GOAL OF THE EXERCISE -
From the listing below, pull out every line where the string "times" appears.

+ + + +

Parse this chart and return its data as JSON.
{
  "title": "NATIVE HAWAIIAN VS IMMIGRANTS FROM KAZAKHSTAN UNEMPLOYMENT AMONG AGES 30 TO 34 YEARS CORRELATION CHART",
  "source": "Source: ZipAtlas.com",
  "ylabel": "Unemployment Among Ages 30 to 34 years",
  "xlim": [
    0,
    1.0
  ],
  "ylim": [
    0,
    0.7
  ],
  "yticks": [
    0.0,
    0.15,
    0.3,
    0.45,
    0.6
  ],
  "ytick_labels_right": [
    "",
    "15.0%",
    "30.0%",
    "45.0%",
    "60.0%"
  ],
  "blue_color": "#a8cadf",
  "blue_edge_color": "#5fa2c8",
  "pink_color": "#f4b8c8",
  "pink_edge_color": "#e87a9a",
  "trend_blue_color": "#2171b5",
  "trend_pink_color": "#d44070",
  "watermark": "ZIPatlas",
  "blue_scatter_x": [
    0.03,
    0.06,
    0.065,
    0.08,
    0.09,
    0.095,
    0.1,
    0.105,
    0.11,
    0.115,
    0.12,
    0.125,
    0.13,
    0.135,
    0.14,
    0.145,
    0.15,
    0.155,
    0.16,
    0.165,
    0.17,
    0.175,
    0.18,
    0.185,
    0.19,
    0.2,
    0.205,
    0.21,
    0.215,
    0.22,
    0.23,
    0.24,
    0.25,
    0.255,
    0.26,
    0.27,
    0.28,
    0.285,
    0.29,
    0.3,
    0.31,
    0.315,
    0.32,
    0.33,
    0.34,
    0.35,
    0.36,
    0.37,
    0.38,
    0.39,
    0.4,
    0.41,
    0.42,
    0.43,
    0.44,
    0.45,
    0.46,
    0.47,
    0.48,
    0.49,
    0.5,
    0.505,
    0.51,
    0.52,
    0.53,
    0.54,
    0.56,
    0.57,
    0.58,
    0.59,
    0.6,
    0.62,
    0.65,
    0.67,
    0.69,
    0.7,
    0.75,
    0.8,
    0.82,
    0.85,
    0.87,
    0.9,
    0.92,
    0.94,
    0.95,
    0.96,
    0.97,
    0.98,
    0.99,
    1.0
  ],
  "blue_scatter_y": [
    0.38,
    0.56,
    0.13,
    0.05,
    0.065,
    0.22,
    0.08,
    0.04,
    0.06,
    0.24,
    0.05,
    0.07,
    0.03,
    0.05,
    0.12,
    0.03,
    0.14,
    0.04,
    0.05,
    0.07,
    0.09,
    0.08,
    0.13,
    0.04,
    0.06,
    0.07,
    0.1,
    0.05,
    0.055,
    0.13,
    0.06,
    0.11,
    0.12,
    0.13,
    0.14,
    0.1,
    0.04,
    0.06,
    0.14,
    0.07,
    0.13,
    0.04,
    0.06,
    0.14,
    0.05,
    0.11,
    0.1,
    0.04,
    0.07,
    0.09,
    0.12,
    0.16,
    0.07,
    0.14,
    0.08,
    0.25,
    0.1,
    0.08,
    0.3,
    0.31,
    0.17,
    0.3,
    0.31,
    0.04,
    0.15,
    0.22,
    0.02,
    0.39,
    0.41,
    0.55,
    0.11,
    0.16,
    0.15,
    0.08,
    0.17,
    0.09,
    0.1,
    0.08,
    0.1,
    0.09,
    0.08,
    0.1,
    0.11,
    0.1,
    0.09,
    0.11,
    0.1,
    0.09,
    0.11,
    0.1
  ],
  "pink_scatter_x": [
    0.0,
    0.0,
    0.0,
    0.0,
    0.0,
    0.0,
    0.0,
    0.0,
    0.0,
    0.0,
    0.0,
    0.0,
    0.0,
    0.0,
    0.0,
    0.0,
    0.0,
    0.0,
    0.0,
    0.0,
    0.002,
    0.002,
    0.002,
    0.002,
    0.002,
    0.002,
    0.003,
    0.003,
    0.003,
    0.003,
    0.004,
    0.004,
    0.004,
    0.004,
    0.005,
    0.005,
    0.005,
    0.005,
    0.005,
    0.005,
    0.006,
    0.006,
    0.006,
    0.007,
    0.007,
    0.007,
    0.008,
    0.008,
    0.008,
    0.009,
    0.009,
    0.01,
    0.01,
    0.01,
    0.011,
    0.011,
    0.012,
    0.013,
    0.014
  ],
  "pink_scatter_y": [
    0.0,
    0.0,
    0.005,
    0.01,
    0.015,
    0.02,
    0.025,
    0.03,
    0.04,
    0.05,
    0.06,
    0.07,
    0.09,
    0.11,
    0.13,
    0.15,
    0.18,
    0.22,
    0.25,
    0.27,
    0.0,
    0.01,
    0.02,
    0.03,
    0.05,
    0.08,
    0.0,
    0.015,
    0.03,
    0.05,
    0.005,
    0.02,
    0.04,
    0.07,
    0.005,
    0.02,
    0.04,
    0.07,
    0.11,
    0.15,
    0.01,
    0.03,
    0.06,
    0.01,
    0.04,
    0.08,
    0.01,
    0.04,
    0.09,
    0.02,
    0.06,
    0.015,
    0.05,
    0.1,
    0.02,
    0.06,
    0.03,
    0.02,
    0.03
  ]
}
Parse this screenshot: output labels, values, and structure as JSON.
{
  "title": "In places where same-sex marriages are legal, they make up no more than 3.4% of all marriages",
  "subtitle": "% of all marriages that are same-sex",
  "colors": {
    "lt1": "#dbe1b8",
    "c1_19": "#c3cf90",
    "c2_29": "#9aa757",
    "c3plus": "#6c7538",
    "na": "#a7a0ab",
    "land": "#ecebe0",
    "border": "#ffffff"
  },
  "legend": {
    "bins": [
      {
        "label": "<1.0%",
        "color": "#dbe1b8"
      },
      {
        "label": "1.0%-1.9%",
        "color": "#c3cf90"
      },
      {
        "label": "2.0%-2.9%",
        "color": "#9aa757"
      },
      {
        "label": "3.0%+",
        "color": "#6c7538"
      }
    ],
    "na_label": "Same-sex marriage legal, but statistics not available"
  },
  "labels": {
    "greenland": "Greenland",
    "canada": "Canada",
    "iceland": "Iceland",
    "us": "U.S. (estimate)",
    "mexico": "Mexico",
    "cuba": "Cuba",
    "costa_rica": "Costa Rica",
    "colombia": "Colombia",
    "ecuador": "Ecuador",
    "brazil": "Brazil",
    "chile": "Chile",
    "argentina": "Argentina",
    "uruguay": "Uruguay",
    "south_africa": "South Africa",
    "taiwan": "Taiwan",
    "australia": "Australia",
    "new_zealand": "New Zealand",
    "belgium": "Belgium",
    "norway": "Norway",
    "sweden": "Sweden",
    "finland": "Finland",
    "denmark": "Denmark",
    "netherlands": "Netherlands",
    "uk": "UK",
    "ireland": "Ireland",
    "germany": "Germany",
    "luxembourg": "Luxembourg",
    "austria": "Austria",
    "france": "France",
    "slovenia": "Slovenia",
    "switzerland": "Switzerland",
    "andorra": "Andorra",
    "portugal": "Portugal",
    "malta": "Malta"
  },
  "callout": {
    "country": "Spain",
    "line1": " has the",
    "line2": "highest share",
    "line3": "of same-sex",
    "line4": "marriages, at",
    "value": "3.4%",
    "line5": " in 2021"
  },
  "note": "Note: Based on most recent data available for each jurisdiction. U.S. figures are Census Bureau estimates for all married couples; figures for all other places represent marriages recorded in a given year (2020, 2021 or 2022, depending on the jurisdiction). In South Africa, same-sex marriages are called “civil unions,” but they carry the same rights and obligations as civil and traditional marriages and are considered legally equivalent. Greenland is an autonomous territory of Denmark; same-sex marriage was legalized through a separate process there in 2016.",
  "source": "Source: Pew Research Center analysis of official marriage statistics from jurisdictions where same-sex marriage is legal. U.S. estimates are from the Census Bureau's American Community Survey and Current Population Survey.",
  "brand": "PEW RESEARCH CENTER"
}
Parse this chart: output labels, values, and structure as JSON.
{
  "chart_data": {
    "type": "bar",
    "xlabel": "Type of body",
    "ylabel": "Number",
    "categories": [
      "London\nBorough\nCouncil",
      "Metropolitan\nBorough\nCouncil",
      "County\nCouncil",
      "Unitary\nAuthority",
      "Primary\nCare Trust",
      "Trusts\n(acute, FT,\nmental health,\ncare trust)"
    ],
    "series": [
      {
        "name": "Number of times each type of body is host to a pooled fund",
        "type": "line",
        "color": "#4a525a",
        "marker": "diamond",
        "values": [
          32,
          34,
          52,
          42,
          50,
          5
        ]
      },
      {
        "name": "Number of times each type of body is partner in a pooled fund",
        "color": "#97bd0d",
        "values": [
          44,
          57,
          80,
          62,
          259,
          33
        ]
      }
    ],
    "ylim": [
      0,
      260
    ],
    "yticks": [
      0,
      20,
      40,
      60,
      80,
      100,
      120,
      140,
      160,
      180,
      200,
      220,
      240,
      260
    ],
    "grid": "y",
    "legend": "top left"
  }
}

+ + + +

TASK RESPONSE -
        "name": "Number of times each type of body is host to a pooled fund",
        "name": "Number of times each type of body is partner in a pooled fund",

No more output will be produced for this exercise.